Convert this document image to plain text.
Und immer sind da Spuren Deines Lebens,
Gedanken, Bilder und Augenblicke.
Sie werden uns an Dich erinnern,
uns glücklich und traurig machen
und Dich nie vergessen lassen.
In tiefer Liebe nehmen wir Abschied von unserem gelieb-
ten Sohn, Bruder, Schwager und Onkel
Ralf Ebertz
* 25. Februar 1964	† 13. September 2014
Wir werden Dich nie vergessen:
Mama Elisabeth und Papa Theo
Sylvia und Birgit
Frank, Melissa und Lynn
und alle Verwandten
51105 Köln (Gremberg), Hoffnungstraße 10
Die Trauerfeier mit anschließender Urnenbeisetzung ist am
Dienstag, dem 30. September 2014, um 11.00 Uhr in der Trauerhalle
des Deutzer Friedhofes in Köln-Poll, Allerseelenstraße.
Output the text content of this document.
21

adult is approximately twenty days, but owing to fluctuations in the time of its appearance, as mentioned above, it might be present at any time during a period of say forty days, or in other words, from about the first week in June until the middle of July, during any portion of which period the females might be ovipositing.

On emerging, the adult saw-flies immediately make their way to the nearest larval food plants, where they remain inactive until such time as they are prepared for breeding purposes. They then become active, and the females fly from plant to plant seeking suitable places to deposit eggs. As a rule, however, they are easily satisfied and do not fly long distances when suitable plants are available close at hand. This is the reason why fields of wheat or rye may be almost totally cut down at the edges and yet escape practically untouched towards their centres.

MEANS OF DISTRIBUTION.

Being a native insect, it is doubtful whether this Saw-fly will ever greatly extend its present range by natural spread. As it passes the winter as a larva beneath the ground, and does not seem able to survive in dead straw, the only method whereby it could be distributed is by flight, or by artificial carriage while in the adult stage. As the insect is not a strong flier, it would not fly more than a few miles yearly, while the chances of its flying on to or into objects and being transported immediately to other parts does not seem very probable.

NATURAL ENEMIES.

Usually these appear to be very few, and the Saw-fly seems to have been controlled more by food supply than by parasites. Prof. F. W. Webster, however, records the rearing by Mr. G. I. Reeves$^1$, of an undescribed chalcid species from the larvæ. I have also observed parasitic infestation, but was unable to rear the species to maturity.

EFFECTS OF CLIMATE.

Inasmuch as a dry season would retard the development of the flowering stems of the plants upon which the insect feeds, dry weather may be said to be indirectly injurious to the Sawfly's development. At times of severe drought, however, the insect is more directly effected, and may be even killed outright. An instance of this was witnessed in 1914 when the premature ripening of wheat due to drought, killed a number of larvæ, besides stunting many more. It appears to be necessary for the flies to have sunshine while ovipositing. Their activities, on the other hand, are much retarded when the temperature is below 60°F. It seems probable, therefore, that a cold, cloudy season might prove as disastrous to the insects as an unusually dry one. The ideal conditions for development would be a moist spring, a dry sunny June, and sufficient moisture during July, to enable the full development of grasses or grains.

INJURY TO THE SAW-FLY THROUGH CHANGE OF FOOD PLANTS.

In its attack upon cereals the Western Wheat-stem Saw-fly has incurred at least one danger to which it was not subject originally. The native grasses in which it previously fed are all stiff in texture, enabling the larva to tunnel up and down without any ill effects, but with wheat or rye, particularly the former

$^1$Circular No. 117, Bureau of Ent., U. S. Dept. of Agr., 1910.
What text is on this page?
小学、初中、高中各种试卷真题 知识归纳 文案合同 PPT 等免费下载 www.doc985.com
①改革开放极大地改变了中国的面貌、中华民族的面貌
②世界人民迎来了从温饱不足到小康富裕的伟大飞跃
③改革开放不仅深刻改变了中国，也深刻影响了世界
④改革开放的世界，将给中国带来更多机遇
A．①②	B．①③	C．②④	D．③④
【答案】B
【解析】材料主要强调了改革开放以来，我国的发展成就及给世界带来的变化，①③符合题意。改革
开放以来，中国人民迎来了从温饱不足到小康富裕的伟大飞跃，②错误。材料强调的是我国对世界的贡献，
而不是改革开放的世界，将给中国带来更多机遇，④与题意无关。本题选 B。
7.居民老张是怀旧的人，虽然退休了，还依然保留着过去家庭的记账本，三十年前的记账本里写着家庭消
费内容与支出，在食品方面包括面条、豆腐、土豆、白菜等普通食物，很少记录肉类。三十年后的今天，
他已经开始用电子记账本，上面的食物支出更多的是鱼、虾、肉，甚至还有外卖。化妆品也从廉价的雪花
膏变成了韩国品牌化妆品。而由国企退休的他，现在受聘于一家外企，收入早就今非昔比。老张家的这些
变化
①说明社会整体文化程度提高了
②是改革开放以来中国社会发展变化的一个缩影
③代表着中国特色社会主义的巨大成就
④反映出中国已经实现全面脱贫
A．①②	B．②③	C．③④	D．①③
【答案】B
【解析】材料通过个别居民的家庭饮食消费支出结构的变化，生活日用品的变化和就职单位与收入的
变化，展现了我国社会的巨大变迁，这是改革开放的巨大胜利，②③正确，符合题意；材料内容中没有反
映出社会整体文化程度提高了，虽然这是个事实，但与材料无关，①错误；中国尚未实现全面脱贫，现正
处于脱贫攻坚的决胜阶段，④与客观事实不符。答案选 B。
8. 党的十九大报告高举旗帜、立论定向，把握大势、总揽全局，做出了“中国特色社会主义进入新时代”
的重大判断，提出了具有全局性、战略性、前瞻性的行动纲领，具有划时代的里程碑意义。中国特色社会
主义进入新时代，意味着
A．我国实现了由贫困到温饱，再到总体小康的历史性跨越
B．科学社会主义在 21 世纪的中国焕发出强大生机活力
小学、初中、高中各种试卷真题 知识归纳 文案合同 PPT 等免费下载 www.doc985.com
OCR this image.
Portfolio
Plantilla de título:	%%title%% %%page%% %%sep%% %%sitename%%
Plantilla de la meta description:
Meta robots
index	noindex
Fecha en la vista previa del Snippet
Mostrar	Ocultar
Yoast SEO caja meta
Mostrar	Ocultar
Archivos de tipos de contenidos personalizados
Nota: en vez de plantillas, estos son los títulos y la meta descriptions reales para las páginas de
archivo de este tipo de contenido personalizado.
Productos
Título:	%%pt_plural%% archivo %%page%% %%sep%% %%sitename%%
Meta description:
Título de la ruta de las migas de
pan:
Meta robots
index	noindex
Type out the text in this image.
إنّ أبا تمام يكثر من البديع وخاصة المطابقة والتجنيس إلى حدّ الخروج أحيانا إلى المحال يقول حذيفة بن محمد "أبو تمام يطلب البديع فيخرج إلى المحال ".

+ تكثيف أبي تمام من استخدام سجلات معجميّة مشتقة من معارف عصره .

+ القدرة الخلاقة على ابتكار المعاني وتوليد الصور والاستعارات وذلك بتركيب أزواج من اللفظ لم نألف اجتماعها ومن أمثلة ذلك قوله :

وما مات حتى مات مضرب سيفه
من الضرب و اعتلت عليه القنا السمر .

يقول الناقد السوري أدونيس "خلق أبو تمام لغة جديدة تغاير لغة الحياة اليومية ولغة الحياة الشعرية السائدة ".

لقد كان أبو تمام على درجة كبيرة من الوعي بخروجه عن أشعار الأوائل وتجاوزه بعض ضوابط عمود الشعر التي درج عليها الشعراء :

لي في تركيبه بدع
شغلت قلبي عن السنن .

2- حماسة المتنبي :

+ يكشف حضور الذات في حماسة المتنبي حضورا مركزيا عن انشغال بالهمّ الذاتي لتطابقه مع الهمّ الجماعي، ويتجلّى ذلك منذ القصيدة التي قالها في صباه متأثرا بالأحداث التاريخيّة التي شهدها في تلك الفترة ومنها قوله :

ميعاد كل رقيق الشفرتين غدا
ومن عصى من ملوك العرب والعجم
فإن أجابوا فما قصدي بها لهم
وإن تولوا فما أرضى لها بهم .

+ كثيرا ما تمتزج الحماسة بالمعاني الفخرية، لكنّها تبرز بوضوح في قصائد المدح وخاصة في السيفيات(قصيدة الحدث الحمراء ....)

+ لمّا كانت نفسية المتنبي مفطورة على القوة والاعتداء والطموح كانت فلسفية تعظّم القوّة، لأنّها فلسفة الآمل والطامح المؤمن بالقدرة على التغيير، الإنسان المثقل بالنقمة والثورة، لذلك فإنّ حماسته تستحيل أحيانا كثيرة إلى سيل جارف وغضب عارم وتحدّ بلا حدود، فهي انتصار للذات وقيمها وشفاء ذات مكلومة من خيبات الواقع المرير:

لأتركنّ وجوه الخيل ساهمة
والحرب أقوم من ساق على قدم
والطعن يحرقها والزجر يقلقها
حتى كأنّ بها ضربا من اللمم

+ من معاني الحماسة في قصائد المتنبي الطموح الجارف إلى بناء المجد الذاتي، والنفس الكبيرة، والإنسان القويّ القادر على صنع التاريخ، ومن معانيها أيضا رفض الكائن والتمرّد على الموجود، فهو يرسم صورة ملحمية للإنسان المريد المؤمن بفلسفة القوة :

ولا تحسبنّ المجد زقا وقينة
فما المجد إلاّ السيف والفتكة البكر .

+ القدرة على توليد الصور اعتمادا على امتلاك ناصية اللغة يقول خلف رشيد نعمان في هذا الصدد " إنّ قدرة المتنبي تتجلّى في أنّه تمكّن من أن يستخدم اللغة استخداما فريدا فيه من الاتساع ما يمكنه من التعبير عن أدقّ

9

DIRECTIONS FOR THIS TASK
Work through the records line by line and tally those with the word "وخاصة". Report only the total.

SOLUTION TO THIS PROBLEM
2